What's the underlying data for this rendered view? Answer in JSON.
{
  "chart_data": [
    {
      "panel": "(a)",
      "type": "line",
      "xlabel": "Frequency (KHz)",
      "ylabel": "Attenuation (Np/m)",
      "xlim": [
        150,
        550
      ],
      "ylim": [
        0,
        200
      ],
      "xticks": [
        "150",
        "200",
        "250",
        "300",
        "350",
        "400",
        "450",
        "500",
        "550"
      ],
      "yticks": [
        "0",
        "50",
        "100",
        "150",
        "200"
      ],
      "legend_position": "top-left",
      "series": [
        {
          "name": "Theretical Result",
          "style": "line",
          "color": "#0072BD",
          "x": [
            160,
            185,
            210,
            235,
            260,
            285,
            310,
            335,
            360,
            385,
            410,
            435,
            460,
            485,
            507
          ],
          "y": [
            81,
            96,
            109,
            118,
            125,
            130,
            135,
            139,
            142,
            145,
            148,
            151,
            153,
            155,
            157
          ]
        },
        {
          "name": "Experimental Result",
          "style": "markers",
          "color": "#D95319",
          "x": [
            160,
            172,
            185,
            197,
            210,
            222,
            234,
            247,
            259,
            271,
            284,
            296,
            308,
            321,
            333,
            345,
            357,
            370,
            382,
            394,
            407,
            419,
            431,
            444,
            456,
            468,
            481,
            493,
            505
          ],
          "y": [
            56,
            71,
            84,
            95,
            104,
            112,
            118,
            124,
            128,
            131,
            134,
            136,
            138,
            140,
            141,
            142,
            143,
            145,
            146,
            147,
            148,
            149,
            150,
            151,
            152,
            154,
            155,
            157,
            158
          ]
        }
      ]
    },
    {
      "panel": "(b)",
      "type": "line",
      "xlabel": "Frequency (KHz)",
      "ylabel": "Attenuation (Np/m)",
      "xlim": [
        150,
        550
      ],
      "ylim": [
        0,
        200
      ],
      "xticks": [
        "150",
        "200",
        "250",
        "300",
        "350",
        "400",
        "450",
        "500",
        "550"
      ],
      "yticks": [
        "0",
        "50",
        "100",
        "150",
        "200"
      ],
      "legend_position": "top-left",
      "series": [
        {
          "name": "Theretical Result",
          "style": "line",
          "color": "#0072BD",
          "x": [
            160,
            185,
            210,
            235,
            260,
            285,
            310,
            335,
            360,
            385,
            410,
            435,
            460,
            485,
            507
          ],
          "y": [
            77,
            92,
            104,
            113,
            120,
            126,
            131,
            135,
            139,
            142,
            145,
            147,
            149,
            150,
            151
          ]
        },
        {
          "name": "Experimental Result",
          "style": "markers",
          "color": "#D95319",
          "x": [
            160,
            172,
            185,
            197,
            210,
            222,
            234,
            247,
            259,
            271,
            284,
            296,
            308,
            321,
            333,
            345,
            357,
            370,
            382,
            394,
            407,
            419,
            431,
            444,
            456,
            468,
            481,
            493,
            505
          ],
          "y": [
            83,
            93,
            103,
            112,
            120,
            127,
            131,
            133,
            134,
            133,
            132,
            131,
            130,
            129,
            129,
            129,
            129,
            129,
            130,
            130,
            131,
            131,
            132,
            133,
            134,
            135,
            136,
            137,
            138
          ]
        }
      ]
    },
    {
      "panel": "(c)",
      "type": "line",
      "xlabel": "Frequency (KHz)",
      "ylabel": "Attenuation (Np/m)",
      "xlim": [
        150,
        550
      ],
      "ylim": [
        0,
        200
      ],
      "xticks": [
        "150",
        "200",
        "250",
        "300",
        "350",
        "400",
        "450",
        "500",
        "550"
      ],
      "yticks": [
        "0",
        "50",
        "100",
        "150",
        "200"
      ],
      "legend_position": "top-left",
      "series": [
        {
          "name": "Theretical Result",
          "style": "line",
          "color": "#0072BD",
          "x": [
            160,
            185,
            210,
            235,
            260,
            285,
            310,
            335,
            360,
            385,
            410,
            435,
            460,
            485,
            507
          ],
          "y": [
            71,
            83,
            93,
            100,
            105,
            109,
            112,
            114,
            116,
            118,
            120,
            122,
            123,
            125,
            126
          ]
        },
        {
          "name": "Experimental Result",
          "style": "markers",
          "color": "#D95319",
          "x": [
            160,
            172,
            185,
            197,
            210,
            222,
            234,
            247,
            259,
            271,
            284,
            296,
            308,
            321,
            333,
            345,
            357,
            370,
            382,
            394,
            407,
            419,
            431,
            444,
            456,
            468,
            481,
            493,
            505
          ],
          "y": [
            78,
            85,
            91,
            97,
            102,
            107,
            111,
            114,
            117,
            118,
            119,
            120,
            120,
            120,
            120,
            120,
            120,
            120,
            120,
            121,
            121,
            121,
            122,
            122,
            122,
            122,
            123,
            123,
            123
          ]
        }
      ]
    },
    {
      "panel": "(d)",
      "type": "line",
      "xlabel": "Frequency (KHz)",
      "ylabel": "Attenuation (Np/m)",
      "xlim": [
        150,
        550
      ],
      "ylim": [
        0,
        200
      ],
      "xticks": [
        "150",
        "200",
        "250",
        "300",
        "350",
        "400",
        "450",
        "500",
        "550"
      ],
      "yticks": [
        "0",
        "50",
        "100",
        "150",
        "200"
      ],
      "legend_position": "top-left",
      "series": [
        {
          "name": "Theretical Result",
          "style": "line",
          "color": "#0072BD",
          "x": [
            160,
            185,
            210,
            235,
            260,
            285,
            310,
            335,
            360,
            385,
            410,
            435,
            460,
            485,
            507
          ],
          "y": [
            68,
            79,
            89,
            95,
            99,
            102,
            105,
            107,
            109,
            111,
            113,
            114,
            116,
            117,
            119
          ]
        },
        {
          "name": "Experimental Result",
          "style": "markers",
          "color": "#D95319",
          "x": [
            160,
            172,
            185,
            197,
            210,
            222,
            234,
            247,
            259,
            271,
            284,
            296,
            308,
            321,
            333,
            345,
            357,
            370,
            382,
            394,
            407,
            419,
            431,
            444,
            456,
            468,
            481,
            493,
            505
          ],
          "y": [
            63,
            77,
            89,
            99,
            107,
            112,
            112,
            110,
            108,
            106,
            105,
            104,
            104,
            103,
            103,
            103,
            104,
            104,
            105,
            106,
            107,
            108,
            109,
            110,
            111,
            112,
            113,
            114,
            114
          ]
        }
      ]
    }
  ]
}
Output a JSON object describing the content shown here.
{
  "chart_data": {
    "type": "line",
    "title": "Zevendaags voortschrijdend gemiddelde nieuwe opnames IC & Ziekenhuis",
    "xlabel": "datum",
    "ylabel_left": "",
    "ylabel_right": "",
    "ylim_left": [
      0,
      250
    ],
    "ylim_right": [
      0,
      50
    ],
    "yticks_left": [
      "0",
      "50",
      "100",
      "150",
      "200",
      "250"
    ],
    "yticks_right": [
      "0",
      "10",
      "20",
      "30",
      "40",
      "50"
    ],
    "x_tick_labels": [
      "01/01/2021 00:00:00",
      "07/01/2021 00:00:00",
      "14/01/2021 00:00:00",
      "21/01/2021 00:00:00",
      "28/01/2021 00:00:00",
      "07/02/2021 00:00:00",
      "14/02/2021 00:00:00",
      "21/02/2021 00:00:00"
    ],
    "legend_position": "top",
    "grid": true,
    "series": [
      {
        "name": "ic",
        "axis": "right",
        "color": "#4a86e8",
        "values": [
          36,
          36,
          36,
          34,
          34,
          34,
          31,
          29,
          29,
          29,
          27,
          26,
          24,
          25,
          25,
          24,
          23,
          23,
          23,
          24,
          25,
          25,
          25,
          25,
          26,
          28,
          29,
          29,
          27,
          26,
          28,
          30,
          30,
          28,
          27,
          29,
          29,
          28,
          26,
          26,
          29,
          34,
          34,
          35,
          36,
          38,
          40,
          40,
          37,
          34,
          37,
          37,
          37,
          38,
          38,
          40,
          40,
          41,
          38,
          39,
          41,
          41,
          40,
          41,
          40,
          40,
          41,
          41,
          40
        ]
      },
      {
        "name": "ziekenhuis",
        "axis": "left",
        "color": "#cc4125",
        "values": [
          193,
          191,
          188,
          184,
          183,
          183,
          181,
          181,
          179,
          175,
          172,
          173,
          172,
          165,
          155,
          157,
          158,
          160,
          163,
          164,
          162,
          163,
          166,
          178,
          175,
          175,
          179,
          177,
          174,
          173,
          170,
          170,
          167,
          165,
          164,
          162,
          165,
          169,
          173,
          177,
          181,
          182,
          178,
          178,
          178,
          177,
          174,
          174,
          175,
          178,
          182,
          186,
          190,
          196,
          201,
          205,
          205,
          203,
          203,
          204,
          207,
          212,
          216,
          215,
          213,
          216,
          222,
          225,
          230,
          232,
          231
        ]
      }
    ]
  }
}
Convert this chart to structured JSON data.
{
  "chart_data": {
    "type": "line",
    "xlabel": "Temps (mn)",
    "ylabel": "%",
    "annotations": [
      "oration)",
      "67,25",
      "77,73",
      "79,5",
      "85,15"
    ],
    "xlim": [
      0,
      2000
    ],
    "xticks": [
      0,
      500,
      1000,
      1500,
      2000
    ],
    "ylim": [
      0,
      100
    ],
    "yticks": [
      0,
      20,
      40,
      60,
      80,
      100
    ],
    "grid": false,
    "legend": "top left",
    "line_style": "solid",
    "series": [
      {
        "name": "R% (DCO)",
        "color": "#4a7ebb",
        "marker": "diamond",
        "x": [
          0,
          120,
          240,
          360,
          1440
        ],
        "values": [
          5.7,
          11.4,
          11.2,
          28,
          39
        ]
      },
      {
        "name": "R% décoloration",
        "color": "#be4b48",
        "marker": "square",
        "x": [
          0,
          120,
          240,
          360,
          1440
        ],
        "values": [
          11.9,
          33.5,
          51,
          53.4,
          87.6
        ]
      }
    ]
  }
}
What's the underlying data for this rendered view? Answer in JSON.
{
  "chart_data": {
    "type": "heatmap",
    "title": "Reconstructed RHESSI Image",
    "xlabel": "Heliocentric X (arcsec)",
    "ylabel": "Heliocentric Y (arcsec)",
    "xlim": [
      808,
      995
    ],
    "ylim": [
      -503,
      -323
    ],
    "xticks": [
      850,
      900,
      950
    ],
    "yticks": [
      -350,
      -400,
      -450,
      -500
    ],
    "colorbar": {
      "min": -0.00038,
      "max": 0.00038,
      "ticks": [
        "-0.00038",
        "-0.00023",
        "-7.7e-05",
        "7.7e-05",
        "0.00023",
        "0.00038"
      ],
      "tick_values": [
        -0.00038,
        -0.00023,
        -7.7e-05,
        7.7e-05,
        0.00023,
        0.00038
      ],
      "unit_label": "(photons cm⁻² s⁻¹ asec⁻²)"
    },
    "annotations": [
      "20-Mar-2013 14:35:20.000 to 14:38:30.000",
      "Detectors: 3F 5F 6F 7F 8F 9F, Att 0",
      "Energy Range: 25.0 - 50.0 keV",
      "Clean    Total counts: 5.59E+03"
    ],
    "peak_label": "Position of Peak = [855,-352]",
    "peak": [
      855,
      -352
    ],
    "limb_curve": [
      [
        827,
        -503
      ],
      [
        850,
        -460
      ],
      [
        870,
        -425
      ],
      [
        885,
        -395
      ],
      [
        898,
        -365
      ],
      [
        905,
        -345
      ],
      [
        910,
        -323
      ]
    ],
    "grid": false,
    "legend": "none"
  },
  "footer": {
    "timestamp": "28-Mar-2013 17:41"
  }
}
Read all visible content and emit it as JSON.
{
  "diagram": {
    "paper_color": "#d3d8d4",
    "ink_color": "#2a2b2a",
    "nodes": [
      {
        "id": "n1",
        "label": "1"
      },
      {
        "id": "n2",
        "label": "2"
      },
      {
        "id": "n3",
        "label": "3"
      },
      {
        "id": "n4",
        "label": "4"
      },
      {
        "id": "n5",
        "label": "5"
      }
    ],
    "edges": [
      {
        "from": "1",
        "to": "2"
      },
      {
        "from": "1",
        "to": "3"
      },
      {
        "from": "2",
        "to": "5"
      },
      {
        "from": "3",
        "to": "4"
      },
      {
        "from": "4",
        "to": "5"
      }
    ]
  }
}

◆ TASK DIRECTIONS: Return exactly the lines from the line bearing "Read all visible content and emit it as JSON." to the end of the records, inclusive of both; include no other lines.

◆ ANSWER FOR THE TASK:
Read all visible content and emit it as JSON.
{
  "diagram": {
    "paper_color": "#d3d8d4",
    "ink_color": "#2a2b2a",
    "nodes": [
      {
        "id": "n1",
        "label": "1"
      },
      {
        "id": "n2",
        "label": "2"
      },
      {
        "id": "n3",
        "label": "3"
      },
      {
        "id": "n4",
        "label": "4"
      },
      {
        "id": "n5",
        "label": "5"
      }
    ],
    "edges": [
      {
        "from": "1",
        "to": "2"
      },
      {
        "from": "1",
        "to": "3"
      },
      {
        "from": "2",
        "to": "5"
      },
      {
        "from": "3",
        "to": "4"
      },
      {
        "from": "4",
        "to": "5"
      }
    ]
  }
}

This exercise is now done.